Extract to read:

===============

5B. [Repositories] Publishing and Using Shared Libraries in Code Repositories12. Create Clean Passengers Output Datasets Part 1

12 - Create clean “passengers” output datasets, part 1

This content is also available at learn.palantir.com ↗ and is presented here for accessibility purposes.

📖 Task Introduction

In the previous tutorial (Working with Raw Files) you created a Datasource Project: Passengers project and associated passengers_logic code repository that so far has produced a set of raw and preprocessed passenger datasets. In this task, we’ll prepare to create a clean output as we did for the flight alerts datasource project.

🔨 Task Instructions

  1. Open your /Datasource Project: Passengers folder and click on your passengers_logic repository to open it.

===============

Data:
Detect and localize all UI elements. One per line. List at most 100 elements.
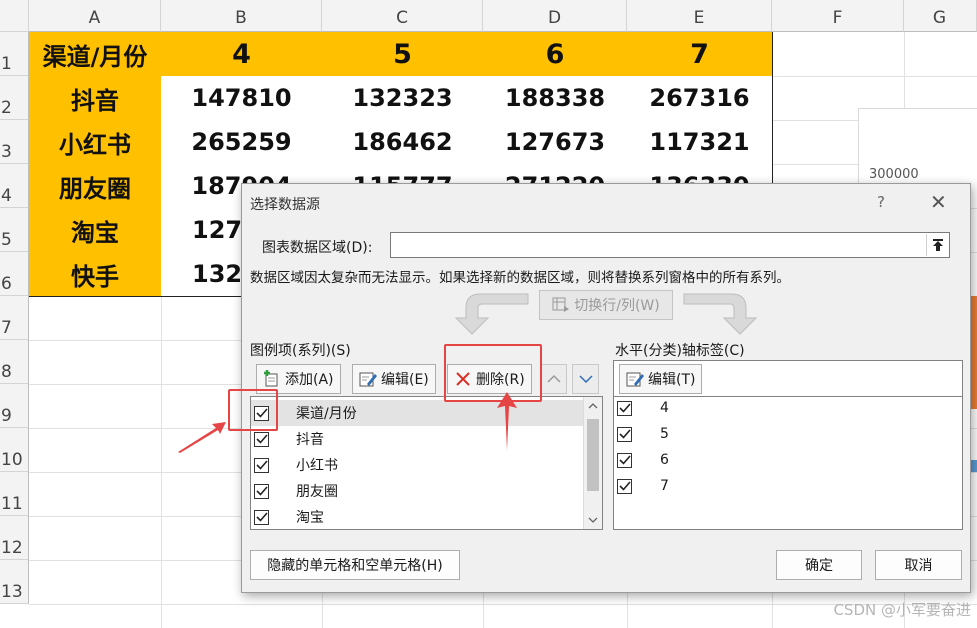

===============

Challenges:
1 – From the passengers tutorial page, copy out the text word for word, starting at "5B. [Repositories] Publishing" and ending at "for accessibility purposes.".
2 – List every project and code repository that the passengers tutorial page mentions.
3 – Write the next part of the tutorial on clean passenger datasets, picking up after its last step.
You won't need the data for any of this.

The results:
1 –
5B. [Repositories] Publishing and Using Shared Libraries in Code Repositories12. Create Clean Passengers Output Datasets Part 1

12 - Create clean “passengers” output datasets, part 1

This content is also available at learn.palantir.com ↗ and is presented here for accessibility purposes.

2 –
- Datasource Project: Passengers
- passengers_logic
- the flight alerts datasource project

3 –
  2. Create a new branch from Master called yourName/feature/clean_data (e.g., jmeier/feature/clean_data).
  3. We’ll be using your new shared cleaning library, so using the steps followed in the prior exercises (in your flight_alerts_logic repository), add your cleaning library to your repository (hint: start by clicking the Libraries icon on the upper left side of your screen).
  4. Return to your repository Files and right click on the /datasets file (e.g., /transforms-python/src/myproject/datasets/) and choose New folder.
  5. Name your new folder clean.